Action item:
Across the data below, count every line where the string "therapeutic" appears. Answer with the number alone.

-- Records for this task follows --

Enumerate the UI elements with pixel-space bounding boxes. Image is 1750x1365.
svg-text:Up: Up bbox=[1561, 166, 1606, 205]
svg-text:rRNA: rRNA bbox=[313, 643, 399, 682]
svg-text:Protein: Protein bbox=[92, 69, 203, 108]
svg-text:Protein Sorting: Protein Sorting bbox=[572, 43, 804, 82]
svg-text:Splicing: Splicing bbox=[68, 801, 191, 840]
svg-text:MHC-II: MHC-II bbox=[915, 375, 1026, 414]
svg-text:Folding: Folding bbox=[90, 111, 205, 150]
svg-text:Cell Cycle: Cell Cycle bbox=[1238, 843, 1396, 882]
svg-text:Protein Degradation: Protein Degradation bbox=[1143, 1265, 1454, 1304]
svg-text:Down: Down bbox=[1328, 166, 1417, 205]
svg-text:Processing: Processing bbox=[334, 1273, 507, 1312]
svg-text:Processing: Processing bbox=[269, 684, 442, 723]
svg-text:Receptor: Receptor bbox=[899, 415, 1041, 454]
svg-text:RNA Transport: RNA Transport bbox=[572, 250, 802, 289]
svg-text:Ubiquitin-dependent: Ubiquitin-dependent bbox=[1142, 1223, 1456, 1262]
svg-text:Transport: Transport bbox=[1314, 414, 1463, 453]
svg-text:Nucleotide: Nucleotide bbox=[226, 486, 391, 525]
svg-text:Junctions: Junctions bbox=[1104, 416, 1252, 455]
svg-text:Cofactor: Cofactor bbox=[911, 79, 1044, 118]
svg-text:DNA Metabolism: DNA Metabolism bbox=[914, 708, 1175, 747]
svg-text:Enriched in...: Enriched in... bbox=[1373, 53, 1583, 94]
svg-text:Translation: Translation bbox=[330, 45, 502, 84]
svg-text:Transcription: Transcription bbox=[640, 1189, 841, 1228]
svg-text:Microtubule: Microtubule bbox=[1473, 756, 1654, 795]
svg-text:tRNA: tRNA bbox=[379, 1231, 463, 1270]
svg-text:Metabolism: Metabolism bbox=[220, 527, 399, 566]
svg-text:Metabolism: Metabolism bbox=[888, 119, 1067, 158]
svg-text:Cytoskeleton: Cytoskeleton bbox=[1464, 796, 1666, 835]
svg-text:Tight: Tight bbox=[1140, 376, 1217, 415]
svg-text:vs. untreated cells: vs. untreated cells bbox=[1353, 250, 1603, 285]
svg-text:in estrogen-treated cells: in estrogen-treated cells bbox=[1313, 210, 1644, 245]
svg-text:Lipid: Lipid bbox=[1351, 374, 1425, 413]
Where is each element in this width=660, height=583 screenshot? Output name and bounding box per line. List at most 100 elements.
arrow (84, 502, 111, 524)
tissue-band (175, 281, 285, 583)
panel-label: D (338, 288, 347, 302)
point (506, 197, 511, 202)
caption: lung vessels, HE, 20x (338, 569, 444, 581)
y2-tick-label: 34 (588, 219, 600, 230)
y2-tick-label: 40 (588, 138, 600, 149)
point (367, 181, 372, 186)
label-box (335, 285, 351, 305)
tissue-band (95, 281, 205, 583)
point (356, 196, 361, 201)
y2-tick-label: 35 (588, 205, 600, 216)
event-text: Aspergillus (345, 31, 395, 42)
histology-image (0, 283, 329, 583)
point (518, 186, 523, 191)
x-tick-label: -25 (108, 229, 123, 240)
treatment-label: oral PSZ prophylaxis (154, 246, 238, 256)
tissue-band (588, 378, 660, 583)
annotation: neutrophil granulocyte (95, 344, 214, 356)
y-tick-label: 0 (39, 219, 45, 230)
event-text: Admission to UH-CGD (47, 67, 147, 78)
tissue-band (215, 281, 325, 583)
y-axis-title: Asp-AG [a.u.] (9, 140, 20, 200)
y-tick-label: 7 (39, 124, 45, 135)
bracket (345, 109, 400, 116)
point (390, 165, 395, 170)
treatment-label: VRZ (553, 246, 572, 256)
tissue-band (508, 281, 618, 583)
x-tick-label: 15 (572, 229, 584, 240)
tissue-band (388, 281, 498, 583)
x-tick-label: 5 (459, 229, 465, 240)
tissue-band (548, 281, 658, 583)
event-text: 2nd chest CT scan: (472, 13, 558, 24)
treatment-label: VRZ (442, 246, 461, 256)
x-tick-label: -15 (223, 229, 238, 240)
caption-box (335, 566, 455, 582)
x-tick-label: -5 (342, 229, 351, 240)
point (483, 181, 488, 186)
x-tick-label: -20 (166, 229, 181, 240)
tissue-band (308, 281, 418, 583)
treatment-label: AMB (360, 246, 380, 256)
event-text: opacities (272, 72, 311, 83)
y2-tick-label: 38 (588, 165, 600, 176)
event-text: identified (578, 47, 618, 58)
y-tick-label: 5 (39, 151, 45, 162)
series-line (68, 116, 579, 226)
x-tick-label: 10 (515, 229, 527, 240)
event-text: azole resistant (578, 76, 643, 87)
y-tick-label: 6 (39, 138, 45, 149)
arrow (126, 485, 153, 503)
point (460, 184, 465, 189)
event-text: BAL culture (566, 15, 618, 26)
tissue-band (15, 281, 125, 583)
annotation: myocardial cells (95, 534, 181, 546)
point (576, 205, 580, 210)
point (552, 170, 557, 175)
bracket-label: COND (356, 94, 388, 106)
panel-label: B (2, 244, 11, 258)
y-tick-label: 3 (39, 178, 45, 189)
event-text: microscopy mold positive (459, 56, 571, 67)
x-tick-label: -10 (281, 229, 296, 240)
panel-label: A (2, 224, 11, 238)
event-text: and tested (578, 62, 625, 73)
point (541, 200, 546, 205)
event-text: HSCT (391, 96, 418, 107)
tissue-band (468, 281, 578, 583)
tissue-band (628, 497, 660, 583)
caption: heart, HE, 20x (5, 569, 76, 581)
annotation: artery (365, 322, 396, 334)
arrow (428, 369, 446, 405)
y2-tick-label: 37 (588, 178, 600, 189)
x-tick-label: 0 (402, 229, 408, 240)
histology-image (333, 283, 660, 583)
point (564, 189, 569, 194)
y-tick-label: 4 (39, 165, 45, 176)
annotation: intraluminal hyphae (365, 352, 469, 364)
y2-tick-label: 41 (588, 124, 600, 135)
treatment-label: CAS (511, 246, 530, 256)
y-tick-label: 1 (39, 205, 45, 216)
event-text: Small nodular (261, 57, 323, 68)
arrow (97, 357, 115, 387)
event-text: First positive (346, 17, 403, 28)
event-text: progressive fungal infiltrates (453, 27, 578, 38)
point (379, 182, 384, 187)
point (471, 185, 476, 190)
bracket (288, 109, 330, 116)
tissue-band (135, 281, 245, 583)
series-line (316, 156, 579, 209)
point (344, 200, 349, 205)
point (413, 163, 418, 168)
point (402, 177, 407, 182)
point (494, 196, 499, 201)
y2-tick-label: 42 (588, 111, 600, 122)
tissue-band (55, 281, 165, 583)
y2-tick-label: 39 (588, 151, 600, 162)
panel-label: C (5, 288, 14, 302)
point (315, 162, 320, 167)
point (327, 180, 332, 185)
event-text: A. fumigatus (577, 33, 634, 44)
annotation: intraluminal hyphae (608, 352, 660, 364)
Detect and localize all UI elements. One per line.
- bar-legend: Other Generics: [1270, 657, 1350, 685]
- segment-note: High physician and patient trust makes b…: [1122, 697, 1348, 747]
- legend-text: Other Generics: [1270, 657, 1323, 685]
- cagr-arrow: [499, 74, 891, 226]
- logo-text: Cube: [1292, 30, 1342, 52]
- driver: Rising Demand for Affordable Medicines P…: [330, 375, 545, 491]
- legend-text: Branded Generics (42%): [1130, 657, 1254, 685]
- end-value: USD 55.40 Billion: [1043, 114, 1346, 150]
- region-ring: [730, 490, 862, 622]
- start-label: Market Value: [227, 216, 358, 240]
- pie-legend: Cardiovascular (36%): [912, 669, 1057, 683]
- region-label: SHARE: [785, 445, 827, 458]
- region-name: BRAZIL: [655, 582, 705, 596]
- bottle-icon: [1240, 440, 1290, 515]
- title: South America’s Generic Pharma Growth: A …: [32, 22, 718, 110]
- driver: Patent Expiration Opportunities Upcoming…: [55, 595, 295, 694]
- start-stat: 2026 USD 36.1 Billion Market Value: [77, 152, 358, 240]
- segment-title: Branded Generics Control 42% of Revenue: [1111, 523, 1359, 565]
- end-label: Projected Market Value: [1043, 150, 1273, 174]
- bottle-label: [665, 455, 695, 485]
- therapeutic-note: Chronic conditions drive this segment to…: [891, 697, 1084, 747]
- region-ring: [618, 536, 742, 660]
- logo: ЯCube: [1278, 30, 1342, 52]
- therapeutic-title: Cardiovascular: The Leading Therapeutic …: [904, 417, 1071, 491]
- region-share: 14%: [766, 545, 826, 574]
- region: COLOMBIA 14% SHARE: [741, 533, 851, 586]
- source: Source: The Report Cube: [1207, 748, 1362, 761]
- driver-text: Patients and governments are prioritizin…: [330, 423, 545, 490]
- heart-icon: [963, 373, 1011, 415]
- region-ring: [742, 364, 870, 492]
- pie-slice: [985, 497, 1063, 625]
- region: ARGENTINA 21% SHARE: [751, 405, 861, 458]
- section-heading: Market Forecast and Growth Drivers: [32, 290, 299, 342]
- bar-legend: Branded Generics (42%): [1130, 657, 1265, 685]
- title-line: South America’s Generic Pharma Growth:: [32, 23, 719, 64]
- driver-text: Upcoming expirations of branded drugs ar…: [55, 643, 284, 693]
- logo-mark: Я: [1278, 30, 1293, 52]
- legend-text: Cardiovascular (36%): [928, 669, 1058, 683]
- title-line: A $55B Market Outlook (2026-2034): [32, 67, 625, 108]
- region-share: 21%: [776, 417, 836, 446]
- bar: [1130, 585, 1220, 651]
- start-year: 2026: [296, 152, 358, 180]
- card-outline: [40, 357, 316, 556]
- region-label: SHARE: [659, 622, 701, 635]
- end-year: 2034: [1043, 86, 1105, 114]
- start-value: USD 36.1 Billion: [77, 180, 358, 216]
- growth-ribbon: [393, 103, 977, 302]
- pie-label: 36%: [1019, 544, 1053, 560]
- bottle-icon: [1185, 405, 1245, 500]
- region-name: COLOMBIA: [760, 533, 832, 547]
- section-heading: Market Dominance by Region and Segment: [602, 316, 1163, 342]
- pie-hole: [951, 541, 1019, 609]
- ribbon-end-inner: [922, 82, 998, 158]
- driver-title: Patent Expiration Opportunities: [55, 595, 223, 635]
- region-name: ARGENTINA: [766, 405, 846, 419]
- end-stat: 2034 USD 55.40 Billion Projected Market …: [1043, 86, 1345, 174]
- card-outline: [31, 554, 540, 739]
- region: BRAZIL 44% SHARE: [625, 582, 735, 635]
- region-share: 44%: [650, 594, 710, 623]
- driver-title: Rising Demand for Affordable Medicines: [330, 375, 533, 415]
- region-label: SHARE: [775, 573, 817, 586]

-- Records for this task concluded --

Completed task:
2